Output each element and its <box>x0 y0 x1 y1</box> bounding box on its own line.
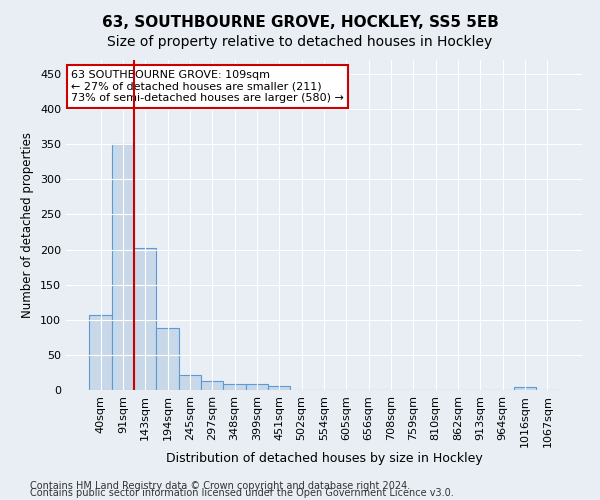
Bar <box>514 387 536 390</box>
Text: Size of property relative to detached houses in Hockley: Size of property relative to detached ho… <box>107 35 493 49</box>
Bar <box>89 315 112 390</box>
Bar <box>268 386 290 390</box>
Bar <box>223 384 246 390</box>
Text: 63, SOUTHBOURNE GROVE, HOCKLEY, SS5 5EB: 63, SOUTHBOURNE GROVE, HOCKLEY, SS5 5EB <box>101 15 499 30</box>
Bar <box>134 248 157 390</box>
Bar <box>246 384 268 390</box>
Text: Contains public sector information licensed under the Open Government Licence v3: Contains public sector information licen… <box>30 488 454 498</box>
Bar <box>201 381 223 390</box>
X-axis label: Distribution of detached houses by size in Hockley: Distribution of detached houses by size … <box>166 452 482 466</box>
Bar <box>112 144 134 390</box>
Text: 63 SOUTHBOURNE GROVE: 109sqm
← 27% of detached houses are smaller (211)
73% of s: 63 SOUTHBOURNE GROVE: 109sqm ← 27% of de… <box>71 70 344 103</box>
Bar <box>157 328 179 390</box>
Y-axis label: Number of detached properties: Number of detached properties <box>22 132 34 318</box>
Text: Contains HM Land Registry data © Crown copyright and database right 2024.: Contains HM Land Registry data © Crown c… <box>30 481 410 491</box>
Bar <box>179 374 201 390</box>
════════
## [WRITTEN PROBLEM]
Print every line of the material above without any changes, and leave out any images.

## [RESPONSE TO THE TASK]
Output each element and its <box>x0 y0 x1 y1</box> bounding box on its own line.
Bar <box>514 387 536 390</box>
Text: Size of property relative to detached houses in Hockley: Size of property relative to detached ho… <box>107 35 493 49</box>
Bar <box>89 315 112 390</box>
Bar <box>268 386 290 390</box>
Bar <box>223 384 246 390</box>
Text: 63, SOUTHBOURNE GROVE, HOCKLEY, SS5 5EB: 63, SOUTHBOURNE GROVE, HOCKLEY, SS5 5EB <box>101 15 499 30</box>
Bar <box>134 248 157 390</box>
Bar <box>246 384 268 390</box>
Text: Contains public sector information licensed under the Open Government Licence v3: Contains public sector information licen… <box>30 488 454 498</box>
Bar <box>201 381 223 390</box>
X-axis label: Distribution of detached houses by size in Hockley: Distribution of detached houses by size … <box>166 452 482 466</box>
Bar <box>112 144 134 390</box>
Text: 63 SOUTHBOURNE GROVE: 109sqm
← 27% of detached houses are smaller (211)
73% of s: 63 SOUTHBOURNE GROVE: 109sqm ← 27% of de… <box>71 70 344 103</box>
Bar <box>157 328 179 390</box>
Y-axis label: Number of detached properties: Number of detached properties <box>22 132 34 318</box>
Text: Contains HM Land Registry data © Crown copyright and database right 2024.: Contains HM Land Registry data © Crown c… <box>30 481 410 491</box>
Bar <box>179 374 201 390</box>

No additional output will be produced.